Text provided =
--- Start ---

APGA excitement grows around Willie Mack’s recent TOUR success
July 19, 2021
By Craig DeVrieze , PGATOUR.COM
- July 19, 2021
- Willie Mack III has made the weekend in his last two starts on the PGA TOUR. (Ben Jared/PGA TOUR)
SILVIS, Ill. — Before the question could be asked, a wide smile drew across Alex Stewart's face. Two words -- one name, actually -- elicited his happiness.
The mere mention of Willie Mack carries that kind of currency these days on the Advocates Professional Golf Association Tour, which will continue its race to the Lexus Cup on Monday and Tuesday at TPC Deere Run. This week's tournament, at the site of the PGA TOUR's John Deere Classic, is the penultimate event of the 2021 season.
The 36-hole tournament is being contested at the same course where just eight days ago Mack scored his second PGA TOUR check in as many weeks. It will serve as a prelude to the season-ending APGA Tour Championship on Aug. 9-10 at TPC Sugarloaf in Duluth, Georgia.
Highlighted by a Friday round of 66, Mack finished 61st at the Deere. That followed a 71st-place finish a week earlier at the Rocket Mortgage Classic near his hometown of Flint, Michigan, which followed a T62 at the Korn Ferry TOUR’s BMW Charity Pro-Am June 10-13 in Greer, South Carolina. All three starts came via sponsor’s exemptions.
The $31,143 Mack earned in those three events wouldn’t cover a third of the rental cost of the private jets Champion Golfer of the Year Collin Morikawa and many of the American players rode home from Sandwich, England, on Sunday night. Yet, for Mack — who spent a year-and-a-half of his nine-year grind on various mini-tour circuits sleeping in his car — it represents a windfall.
For Stewart and the 58 other contestants in this week's APGA event, the example of Mack’s monthlong run of success at the game’s highest level is simply invaluable.
Stewart is playing as an amateur on the APGA circuit while awaiting his senior season at Livingstone College in Greer, North Carolina. Like Mack and the other Black and minority golfers competing on the APGA circuit, the PGA TOUR is his goal.
“It’s not a pipe dream anymore,” Stewart said of the possibility of making the step from the APGA to the TOUR. “It’s reality. I was at work at a golf course back home, sitting in an office following the John Deere, thinking, ‘Wow, Willie’s doing it.’ You see him make four birdies in nine holes and you think, ‘OK, maybe he’s ready to be on the TOUR.’ Two cuts back-to-back? How can he not be?”
Prince Cunningham will make his first APGA start as a pro this week after concluding his collegiate career at Florida A&M in June. Mack’s recent success is inspiring.

--- End ---

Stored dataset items
--- Start ---

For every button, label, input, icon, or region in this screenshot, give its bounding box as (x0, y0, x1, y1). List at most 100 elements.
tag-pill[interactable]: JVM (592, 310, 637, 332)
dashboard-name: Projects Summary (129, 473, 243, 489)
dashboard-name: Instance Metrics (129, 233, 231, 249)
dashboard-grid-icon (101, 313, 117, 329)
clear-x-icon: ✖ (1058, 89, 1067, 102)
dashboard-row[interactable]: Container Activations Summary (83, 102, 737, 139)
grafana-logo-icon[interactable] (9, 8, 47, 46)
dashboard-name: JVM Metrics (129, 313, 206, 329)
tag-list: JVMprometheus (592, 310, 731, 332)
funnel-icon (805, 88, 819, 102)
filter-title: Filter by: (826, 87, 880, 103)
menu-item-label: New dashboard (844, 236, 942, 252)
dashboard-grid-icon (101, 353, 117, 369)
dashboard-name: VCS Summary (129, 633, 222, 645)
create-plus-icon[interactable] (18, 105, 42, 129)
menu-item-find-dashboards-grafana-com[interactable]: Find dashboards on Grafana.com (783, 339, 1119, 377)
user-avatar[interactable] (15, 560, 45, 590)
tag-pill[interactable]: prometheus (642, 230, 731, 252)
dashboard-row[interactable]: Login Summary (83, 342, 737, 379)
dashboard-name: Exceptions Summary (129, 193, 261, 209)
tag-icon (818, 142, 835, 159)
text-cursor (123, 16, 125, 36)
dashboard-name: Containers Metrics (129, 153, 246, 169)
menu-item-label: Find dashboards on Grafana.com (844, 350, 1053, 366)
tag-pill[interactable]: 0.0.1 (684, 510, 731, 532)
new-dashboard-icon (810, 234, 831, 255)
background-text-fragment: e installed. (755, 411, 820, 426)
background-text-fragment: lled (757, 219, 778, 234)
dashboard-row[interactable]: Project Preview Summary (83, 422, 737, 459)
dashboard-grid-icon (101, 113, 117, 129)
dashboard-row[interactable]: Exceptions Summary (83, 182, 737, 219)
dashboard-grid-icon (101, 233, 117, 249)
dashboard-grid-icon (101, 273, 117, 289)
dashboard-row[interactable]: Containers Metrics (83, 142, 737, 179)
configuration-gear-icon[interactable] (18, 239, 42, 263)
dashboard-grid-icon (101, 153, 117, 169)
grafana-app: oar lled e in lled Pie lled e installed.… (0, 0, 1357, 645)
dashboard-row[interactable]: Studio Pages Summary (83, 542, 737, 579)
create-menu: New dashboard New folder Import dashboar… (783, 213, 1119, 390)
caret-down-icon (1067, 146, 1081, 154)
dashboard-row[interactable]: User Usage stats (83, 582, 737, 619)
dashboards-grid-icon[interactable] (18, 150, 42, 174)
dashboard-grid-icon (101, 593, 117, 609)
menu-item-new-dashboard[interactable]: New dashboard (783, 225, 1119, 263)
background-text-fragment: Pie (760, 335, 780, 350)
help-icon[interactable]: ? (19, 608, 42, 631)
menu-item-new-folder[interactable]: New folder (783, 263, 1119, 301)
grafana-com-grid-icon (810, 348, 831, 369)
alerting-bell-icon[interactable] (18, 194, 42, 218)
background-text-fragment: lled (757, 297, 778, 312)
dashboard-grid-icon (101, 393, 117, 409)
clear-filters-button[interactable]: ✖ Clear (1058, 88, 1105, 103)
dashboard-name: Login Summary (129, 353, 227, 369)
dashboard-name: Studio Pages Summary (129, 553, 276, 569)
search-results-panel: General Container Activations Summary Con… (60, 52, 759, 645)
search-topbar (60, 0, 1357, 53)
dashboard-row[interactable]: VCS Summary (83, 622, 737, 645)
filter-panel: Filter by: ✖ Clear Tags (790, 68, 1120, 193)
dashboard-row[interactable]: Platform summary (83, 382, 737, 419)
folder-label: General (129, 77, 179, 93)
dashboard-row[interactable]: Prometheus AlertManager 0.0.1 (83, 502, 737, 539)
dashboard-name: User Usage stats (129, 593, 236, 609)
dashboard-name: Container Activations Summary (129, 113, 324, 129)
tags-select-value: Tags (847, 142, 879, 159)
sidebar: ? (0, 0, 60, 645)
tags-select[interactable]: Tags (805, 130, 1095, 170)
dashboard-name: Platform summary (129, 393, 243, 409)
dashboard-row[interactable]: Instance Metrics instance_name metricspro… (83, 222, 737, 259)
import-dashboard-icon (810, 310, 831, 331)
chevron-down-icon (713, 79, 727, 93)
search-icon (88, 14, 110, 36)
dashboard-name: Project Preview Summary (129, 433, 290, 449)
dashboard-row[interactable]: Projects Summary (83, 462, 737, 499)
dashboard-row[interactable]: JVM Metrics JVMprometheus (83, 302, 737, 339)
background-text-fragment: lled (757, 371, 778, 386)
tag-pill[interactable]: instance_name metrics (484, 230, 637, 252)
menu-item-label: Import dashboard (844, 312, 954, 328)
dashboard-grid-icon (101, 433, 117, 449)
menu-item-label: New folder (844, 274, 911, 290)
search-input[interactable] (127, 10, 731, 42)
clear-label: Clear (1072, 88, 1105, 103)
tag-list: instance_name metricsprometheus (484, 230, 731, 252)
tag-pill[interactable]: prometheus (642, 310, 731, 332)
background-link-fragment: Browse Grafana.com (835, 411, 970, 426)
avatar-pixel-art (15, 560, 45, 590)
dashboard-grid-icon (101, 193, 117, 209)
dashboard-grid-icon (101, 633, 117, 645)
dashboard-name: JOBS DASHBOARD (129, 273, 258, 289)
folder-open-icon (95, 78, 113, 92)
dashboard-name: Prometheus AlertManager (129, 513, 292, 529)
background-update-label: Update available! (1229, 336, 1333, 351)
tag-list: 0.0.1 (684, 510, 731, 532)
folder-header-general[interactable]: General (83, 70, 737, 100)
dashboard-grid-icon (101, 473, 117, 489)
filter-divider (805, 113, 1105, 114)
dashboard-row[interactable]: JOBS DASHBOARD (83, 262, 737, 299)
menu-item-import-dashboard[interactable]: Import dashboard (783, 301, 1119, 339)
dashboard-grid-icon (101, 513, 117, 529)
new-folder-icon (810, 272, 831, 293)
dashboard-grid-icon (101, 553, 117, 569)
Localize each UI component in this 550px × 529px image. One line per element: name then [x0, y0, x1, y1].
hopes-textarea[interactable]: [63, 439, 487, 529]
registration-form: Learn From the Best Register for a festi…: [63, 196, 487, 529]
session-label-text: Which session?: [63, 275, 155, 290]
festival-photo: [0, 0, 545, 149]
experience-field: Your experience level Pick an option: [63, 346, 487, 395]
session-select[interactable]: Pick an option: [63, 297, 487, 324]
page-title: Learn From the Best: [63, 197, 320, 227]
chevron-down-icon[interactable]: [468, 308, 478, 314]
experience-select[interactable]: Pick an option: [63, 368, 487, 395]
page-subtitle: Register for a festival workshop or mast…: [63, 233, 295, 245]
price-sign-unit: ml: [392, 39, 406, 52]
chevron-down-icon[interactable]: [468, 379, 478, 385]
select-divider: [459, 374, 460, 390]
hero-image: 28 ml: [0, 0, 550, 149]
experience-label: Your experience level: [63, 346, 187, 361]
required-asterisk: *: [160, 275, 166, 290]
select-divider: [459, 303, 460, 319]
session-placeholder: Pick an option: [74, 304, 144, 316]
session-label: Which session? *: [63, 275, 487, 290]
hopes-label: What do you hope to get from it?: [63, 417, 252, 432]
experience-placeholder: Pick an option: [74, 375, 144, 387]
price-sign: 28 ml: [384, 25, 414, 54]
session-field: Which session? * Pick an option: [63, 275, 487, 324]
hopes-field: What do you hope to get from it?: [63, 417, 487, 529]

--- End ---

Extend the APGA article on Willie Mack's recent PGA TOUR results, picking up right after its final sentence.

Task answer =
“It’s definitely an amazing thing he did,” he said. “Being a young golfer who just graduated from college, it gives you something to look at. If he did it, I can do it. It’s a hard dream, but it pays off if you stick with it.”
The 32-year-old Mack knows his quest is far from finished, but he’s never been closer. He began working with Todd Anderson, director of instruction at the PGA TOUR’s Performance Center at TPC Sawgrass, earlier this year and will enter the three-stage Korn Ferry TOUR Qualifying Tournament in late August fortified by the opportunity, experience and success he has enjoyed this year.
Emphasis on opportunity.
Mack has felt equally ready at various junctures since turning pro after an 11-win career at Bethune Cookman University in 2012. In 2019, Mack was Player of the Year on the Florida Professional Golf Tour, and he will be seeking his fourth finish atop the APGA points standings next month in Atlanta.
“Yes and no,” he said, when asked if race and economic stature impeded his pursuit of a PGA TOUR career. “I always say things work out how they’re supposed to. I’m glad I could get these opportunities now.”
Creating opportunity is what the Advocates Professional Golf Association is about. It was launched in 2008 as non-profit headed by CEO Ken Bentley, who retired as vice president for community affairs and workforce diversity at Nestle USA in 2013.
The APGA Tour debuted in 2010 as a two-tournament circuit offering a total of $40,000 in prize money. Today, the tour features 10 events offering more than $500,000 in total purses, and is supported by the PGA TOUR, the PGA of America, Farmers Insurance and Lexus, among others.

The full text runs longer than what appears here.